═════ DATASET RECORDS ═════
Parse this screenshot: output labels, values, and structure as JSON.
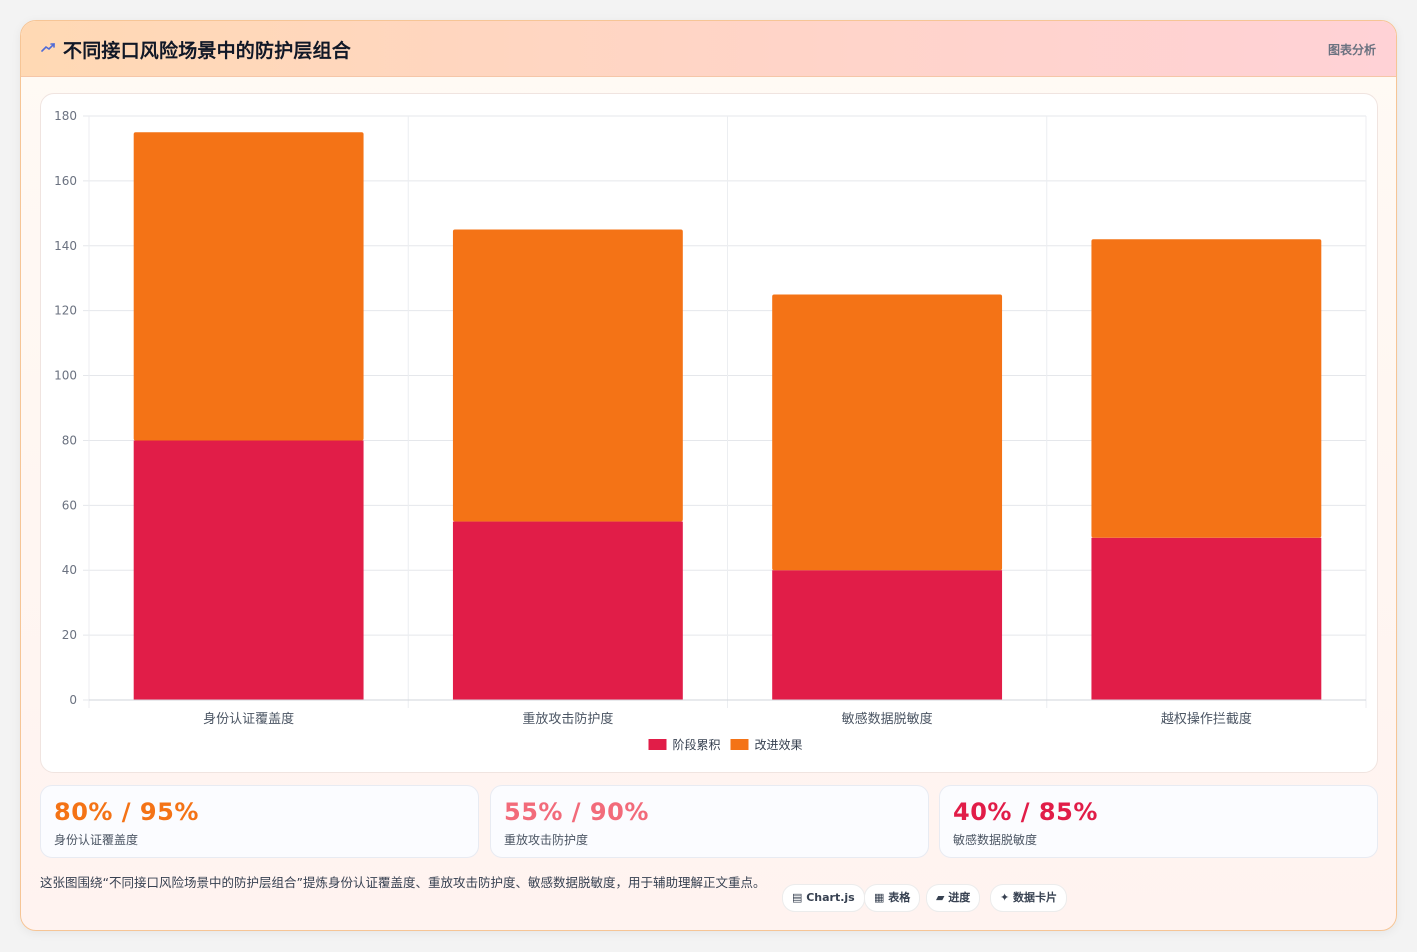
{
  "header": {
    "title": "不同接口风险场景中的防护层组合",
    "tag": "图表分析"
  },
  "colors": {
    "series1": "#e11d48",
    "series2": "#f47316",
    "stat1": "#f47316",
    "stat2": "#f26b7a",
    "stat3": "#e11d48"
  },
  "chart_data": {
    "type": "bar",
    "stacked": true,
    "categories": [
      "身份认证覆盖度",
      "重放攻击防护度",
      "敏感数据脱敏度",
      "越权操作拦截度"
    ],
    "series": [
      {
        "name": "阶段累积",
        "values": [
          80,
          55,
          40,
          50
        ]
      },
      {
        "name": "改进效果",
        "values": [
          95,
          90,
          85,
          92
        ]
      }
    ],
    "ylim": [
      0,
      180
    ],
    "yticks": [
      0,
      20,
      40,
      60,
      80,
      100,
      120,
      140,
      160,
      180
    ],
    "grid": true,
    "legend": "bottom-center"
  },
  "stats": [
    {
      "value": "80% / 95%",
      "label": "身份认证覆盖度"
    },
    {
      "value": "55% / 90%",
      "label": "重放攻击防护度"
    },
    {
      "value": "40% / 85%",
      "label": "敏感数据脱敏度"
    }
  ],
  "footer": {
    "description": "这张图围绕“不同接口风险场景中的防护层组合”提炼身份认证覆盖度、重放攻击防护度、敏感数据脱敏度，用于辅助理解正文重点。",
    "chips": [
      "▤ Chart.js",
      "▦ 表格",
      "▰ 进度",
      "✦ 数据卡片"
    ]
  }
}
═════
_TO BE DONE_
From the listing, extract all text exactly as given and drop any picture.

_REPLY TO THE EXERCISE_
Parse this screenshot: output labels, values, and structure as JSON.
{
  "header": {
    "title": "不同接口风险场景中的防护层组合",
    "tag": "图表分析"
  },
  "colors": {
    "series1": "#e11d48",
    "series2": "#f47316",
    "stat1": "#f47316",
    "stat2": "#f26b7a",
    "stat3": "#e11d48"
  },
  "chart_data": {
    "type": "bar",
    "stacked": true,
    "categories": [
      "身份认证覆盖度",
      "重放攻击防护度",
      "敏感数据脱敏度",
      "越权操作拦截度"
    ],
    "series": [
      {
        "name": "阶段累积",
        "values": [
          80,
          55,
          40,
          50
        ]
      },
      {
        "name": "改进效果",
        "values": [
          95,
          90,
          85,
          92
        ]
      }
    ],
    "ylim": [
      0,
      180
    ],
    "yticks": [
      0,
      20,
      40,
      60,
      80,
      100,
      120,
      140,
      160,
      180
    ],
    "grid": true,
    "legend": "bottom-center"
  },
  "stats": [
    {
      "value": "80% / 95%",
      "label": "身份认证覆盖度"
    },
    {
      "value": "55% / 90%",
      "label": "重放攻击防护度"
    },
    {
      "value": "40% / 85%",
      "label": "敏感数据脱敏度"
    }
  ],
  "footer": {
    "description": "这张图围绕“不同接口风险场景中的防护层组合”提炼身份认证覆盖度、重放攻击防护度、敏感数据脱敏度，用于辅助理解正文重点。",
    "chips": [
      "▤ Chart.js",
      "▦ 表格",
      "▰ 进度",
      "✦ 数据卡片"
    ]
  }
}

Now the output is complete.